TASK BRIEF: Write out the listing below exactly, and omit any images you find in it.

EXTRACTED MATERIAL:

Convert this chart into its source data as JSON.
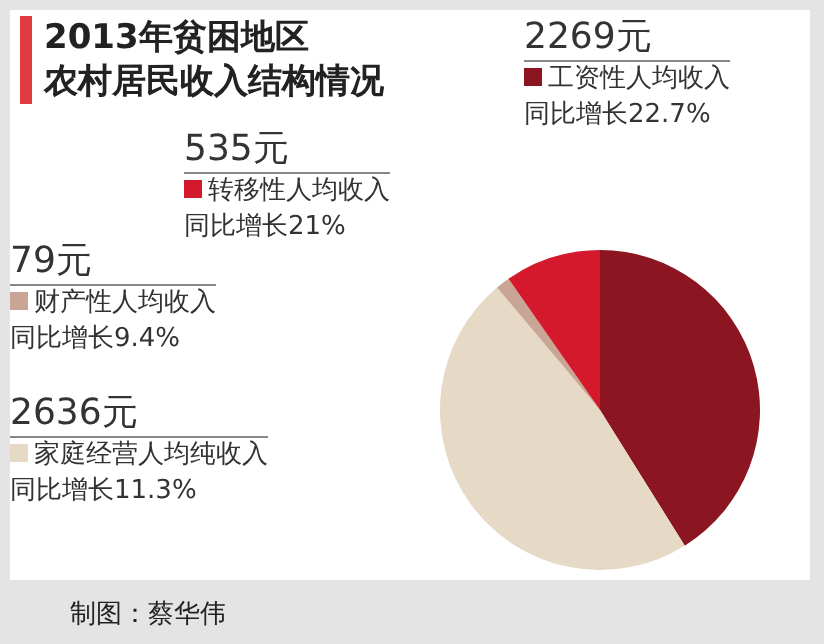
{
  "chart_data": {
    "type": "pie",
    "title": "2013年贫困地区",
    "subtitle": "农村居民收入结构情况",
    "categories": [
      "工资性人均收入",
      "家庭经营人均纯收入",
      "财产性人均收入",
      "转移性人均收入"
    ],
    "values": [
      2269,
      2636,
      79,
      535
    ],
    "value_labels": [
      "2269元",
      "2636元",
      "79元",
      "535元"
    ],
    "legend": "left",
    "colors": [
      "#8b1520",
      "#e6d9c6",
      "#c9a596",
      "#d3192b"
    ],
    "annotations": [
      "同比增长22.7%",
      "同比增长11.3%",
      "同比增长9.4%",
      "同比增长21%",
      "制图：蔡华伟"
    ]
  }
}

RESULT OF THE EXERCISE:
Convert this chart into its source data as JSON.
{
  "chart_data": {
    "type": "pie",
    "title": "2013年贫困地区",
    "subtitle": "农村居民收入结构情况",
    "categories": [
      "工资性人均收入",
      "家庭经营人均纯收入",
      "财产性人均收入",
      "转移性人均收入"
    ],
    "values": [
      2269,
      2636,
      79,
      535
    ],
    "value_labels": [
      "2269元",
      "2636元",
      "79元",
      "535元"
    ],
    "legend": "left",
    "colors": [
      "#8b1520",
      "#e6d9c6",
      "#c9a596",
      "#d3192b"
    ],
    "annotations": [
      "同比增长22.7%",
      "同比增长11.3%",
      "同比增长9.4%",
      "同比增长21%",
      "制图：蔡华伟"
    ]
  }
}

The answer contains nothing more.